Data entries
_ _ _

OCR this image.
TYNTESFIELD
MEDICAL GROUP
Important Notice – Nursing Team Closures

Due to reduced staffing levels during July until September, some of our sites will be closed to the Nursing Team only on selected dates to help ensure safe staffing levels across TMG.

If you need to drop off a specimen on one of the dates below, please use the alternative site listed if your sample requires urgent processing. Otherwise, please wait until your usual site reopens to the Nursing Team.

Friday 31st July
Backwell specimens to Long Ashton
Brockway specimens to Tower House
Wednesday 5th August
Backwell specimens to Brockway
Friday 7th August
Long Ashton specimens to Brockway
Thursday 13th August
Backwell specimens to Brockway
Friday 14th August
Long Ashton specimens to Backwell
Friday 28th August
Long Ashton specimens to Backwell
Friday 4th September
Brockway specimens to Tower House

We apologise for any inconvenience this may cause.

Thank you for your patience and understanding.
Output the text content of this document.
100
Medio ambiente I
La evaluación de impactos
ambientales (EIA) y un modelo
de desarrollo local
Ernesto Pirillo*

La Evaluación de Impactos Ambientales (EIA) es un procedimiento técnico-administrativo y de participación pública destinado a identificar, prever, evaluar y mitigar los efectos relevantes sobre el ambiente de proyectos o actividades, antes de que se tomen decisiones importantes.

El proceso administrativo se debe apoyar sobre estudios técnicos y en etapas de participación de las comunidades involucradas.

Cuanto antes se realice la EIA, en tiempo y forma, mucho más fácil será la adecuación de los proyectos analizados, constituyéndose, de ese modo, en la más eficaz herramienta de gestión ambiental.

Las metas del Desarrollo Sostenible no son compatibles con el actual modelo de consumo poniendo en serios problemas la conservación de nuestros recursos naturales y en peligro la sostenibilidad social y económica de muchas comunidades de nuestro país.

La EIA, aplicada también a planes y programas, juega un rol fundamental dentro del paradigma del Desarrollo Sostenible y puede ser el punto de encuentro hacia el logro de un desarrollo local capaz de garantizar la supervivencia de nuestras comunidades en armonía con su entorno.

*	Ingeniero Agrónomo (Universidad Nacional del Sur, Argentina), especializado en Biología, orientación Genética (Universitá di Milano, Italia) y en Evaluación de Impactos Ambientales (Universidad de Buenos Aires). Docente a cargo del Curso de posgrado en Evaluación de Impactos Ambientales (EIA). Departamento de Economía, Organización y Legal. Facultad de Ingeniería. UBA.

_ _ _

Task instructions:
Return each line of the records above exactly as it reads.

Reply to the task:
OCR this image.
TYNTESFIELD
MEDICAL GROUP
Important Notice – Nursing Team Closures

Due to reduced staffing levels during July until September, some of our sites will be closed to the Nursing Team only on selected dates to help ensure safe staffing levels across TMG.

If you need to drop off a specimen on one of the dates below, please use the alternative site listed if your sample requires urgent processing. Otherwise, please wait until your usual site reopens to the Nursing Team.

Friday 31st July
Backwell specimens to Long Ashton
Brockway specimens to Tower House
Wednesday 5th August
Backwell specimens to Brockway
Friday 7th August
Long Ashton specimens to Brockway
Thursday 13th August
Backwell specimens to Brockway
Friday 14th August
Long Ashton specimens to Backwell
Friday 28th August
Long Ashton specimens to Backwell
Friday 4th September
Brockway specimens to Tower House

We apologise for any inconvenience this may cause.

Thank you for your patience and understanding.
Output the text content of this document.
100
Medio ambiente I
La evaluación de impactos
ambientales (EIA) y un modelo
de desarrollo local
Ernesto Pirillo*

La Evaluación de Impactos Ambientales (EIA) es un procedimiento técnico-administrativo y de participación pública destinado a identificar, prever, evaluar y mitigar los efectos relevantes sobre el ambiente de proyectos o actividades, antes de que se tomen decisiones importantes.

El proceso administrativo se debe apoyar sobre estudios técnicos y en etapas de participación de las comunidades involucradas.

Cuanto antes se realice la EIA, en tiempo y forma, mucho más fácil será la adecuación de los proyectos analizados, constituyéndose, de ese modo, en la más eficaz herramienta de gestión ambiental.

Las metas del Desarrollo Sostenible no son compatibles con el actual modelo de consumo poniendo en serios problemas la conservación de nuestros recursos naturales y en peligro la sostenibilidad social y económica de muchas comunidades de nuestro país.

La EIA, aplicada también a planes y programas, juega un rol fundamental dentro del paradigma del Desarrollo Sostenible y puede ser el punto de encuentro hacia el logro de un desarrollo local capaz de garantizar la supervivencia de nuestras comunidades en armonía con su entorno.

*	Ingeniero Agrónomo (Universidad Nacional del Sur, Argentina), especializado en Biología, orientación Genética (Universitá di Milano, Italia) y en Evaluación de Impactos Ambientales (Universidad de Buenos Aires). Docente a cargo del Curso de posgrado en Evaluación de Impactos Ambientales (EIA). Departamento de Economía, Organización y Legal. Facultad de Ingeniería. UBA.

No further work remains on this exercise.